───── The records ─────

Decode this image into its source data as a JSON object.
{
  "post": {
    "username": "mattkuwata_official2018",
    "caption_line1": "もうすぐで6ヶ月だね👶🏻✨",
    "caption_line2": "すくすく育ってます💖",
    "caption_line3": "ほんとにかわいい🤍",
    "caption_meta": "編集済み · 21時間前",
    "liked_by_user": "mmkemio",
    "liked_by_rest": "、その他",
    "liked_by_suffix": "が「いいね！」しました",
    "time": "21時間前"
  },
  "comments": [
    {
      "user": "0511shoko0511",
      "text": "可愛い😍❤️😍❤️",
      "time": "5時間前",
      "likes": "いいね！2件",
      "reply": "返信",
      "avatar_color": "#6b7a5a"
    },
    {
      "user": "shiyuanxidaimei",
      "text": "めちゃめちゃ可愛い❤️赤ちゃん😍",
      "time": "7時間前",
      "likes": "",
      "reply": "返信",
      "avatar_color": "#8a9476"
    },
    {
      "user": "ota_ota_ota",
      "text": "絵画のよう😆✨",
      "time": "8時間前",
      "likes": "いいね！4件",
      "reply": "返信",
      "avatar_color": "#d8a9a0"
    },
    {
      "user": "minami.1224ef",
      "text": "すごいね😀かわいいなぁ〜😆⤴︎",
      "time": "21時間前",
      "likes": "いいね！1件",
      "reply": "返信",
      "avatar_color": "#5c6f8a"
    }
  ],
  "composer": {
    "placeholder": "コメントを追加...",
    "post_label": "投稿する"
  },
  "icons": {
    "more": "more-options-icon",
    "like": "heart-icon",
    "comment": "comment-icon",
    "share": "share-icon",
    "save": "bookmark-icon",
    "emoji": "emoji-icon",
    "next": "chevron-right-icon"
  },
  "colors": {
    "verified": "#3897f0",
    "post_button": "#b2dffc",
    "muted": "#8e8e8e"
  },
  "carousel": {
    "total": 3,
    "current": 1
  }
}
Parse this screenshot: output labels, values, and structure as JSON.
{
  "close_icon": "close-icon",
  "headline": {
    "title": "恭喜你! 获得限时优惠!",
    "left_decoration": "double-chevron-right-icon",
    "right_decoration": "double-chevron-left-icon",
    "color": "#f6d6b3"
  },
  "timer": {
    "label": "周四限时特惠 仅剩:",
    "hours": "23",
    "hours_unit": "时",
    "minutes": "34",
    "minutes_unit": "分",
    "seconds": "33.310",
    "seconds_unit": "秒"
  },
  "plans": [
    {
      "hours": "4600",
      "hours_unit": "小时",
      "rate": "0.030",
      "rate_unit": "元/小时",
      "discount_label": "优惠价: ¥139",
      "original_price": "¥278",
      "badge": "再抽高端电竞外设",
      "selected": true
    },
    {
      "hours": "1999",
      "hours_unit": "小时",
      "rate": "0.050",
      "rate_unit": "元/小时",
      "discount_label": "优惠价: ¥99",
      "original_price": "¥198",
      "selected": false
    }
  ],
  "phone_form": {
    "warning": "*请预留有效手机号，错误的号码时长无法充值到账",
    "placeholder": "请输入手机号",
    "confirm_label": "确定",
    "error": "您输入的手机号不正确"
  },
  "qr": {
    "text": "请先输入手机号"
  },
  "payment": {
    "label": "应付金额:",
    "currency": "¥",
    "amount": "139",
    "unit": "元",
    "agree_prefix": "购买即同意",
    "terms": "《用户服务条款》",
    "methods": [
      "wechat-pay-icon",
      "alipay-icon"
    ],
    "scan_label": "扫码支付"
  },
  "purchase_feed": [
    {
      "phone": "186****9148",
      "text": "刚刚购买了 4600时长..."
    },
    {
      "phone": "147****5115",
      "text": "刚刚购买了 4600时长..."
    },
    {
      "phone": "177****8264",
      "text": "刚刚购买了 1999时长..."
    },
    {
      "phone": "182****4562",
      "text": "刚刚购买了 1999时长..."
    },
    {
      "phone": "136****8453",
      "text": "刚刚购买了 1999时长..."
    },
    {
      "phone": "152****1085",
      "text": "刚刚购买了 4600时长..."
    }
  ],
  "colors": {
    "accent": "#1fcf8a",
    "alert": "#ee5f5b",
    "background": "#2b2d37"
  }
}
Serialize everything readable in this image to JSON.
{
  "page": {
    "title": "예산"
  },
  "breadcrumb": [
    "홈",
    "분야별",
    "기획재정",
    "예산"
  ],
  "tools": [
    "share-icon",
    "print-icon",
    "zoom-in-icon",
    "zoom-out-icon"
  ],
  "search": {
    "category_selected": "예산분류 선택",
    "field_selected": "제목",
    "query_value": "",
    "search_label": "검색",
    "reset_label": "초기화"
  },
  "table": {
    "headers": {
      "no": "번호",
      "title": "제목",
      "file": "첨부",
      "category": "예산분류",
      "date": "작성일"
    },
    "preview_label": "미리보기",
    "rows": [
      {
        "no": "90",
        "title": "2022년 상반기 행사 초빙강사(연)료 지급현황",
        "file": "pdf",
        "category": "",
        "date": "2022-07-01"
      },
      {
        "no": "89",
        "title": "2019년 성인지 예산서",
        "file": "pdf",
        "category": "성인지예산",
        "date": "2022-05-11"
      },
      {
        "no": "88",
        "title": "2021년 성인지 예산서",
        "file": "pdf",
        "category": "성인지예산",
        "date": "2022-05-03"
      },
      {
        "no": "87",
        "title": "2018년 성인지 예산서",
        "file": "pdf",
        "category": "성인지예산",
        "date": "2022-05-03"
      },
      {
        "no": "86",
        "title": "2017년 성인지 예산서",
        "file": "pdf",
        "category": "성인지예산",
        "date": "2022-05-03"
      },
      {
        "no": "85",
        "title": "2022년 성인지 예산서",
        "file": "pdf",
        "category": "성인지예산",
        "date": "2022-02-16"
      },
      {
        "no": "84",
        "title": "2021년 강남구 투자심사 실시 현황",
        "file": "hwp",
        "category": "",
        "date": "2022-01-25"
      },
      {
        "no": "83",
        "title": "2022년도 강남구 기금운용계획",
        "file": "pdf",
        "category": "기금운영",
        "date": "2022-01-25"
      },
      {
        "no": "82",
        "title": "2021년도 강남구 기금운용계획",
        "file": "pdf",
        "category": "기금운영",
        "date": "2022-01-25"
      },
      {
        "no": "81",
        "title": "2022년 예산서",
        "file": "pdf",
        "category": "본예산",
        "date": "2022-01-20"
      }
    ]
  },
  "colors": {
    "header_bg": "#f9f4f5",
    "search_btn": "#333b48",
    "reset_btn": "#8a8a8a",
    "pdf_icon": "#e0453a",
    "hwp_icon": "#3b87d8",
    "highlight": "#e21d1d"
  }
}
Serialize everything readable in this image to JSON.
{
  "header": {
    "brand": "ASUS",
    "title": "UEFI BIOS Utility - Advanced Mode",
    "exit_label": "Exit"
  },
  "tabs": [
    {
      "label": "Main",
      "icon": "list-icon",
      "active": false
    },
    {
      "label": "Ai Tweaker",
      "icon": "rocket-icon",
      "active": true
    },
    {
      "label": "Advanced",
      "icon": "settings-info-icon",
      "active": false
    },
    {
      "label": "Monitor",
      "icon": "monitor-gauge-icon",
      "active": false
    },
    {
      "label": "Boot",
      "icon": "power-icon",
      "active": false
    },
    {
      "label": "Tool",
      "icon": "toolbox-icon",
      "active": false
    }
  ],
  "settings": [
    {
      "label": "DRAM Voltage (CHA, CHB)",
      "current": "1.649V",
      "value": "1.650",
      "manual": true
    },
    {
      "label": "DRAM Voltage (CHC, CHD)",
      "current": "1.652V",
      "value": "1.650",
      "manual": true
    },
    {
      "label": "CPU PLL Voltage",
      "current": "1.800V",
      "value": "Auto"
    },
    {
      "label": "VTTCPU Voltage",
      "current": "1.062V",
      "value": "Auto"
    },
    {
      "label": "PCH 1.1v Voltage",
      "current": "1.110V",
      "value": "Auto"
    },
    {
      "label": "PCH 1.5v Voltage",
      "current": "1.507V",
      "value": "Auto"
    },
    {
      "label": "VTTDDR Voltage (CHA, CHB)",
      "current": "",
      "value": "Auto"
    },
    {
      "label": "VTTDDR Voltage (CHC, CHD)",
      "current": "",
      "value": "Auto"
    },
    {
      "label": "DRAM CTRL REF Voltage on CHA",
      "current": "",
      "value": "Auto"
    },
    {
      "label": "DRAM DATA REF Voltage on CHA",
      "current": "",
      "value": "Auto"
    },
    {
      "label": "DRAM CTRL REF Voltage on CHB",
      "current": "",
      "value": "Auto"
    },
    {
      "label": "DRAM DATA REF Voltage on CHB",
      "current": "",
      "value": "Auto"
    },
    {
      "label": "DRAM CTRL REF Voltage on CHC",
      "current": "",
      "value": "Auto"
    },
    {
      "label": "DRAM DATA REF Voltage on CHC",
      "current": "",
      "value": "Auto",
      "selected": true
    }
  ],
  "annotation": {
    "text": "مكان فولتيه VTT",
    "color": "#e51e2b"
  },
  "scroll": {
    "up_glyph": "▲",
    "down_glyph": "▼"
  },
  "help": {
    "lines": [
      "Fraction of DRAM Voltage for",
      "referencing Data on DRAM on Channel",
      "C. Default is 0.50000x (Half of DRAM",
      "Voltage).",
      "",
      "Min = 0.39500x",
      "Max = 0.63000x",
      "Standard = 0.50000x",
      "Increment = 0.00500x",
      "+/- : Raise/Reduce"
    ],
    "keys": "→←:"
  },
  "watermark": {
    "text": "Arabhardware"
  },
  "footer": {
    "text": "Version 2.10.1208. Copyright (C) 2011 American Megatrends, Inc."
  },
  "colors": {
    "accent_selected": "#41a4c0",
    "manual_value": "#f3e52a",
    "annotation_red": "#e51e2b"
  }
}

─────

*What to produce:* Above is a listing; report how many of its lines include the word "JSON", giving the number only.

*Solution to this exercise:* 4